Copy each entry as it stands, leaving nothing out.
>>>>
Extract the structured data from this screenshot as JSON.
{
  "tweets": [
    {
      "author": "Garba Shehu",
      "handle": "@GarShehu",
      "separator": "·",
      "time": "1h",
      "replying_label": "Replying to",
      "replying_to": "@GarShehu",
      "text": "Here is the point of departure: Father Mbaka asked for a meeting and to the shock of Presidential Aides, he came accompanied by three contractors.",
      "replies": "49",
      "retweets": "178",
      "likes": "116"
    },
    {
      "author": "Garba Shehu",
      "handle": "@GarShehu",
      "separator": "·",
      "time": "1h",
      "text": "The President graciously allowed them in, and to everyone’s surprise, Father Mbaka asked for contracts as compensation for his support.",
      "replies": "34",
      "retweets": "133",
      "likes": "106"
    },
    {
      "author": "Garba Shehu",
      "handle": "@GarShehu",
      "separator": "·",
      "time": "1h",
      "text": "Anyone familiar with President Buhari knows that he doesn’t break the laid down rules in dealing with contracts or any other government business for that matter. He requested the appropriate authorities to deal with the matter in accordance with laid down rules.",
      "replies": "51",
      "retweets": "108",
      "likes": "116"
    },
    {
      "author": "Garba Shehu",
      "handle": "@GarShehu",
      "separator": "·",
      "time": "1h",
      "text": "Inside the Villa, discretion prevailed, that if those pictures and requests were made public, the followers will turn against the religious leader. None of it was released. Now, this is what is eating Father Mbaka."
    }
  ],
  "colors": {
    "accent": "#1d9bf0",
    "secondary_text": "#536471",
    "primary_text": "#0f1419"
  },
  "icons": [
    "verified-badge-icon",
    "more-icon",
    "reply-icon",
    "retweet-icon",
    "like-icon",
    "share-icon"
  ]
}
<<<<
• [ANSWER TO THIS EXERCISE]
Extract the structured data from this screenshot as JSON.
{
  "tweets": [
    {
      "author": "Garba Shehu",
      "handle": "@GarShehu",
      "separator": "·",
      "time": "1h",
      "replying_label": "Replying to",
      "replying_to": "@GarShehu",
      "text": "Here is the point of departure: Father Mbaka asked for a meeting and to the shock of Presidential Aides, he came accompanied by three contractors.",
      "replies": "49",
      "retweets": "178",
      "likes": "116"
    },
    {
      "author": "Garba Shehu",
      "handle": "@GarShehu",
      "separator": "·",
      "time": "1h",
      "text": "The President graciously allowed them in, and to everyone’s surprise, Father Mbaka asked for contracts as compensation for his support.",
      "replies": "34",
      "retweets": "133",
      "likes": "106"
    },
    {
      "author": "Garba Shehu",
      "handle": "@GarShehu",
      "separator": "·",
      "time": "1h",
      "text": "Anyone familiar with President Buhari knows that he doesn’t break the laid down rules in dealing with contracts or any other government business for that matter. He requested the appropriate authorities to deal with the matter in accordance with laid down rules.",
      "replies": "51",
      "retweets": "108",
      "likes": "116"
    },
    {
      "author": "Garba Shehu",
      "handle": "@GarShehu",
      "separator": "·",
      "time": "1h",
      "text": "Inside the Villa, discretion prevailed, that if those pictures and requests were made public, the followers will turn against the religious leader. None of it was released. Now, this is what is eating Father Mbaka."
    }
  ],
  "colors": {
    "accent": "#1d9bf0",
    "secondary_text": "#536471",
    "primary_text": "#0f1419"
  },
  "icons": [
    "verified-badge-icon",
    "more-icon",
    "reply-icon",
    "retweet-icon",
    "like-icon",
    "share-icon"
  ]
}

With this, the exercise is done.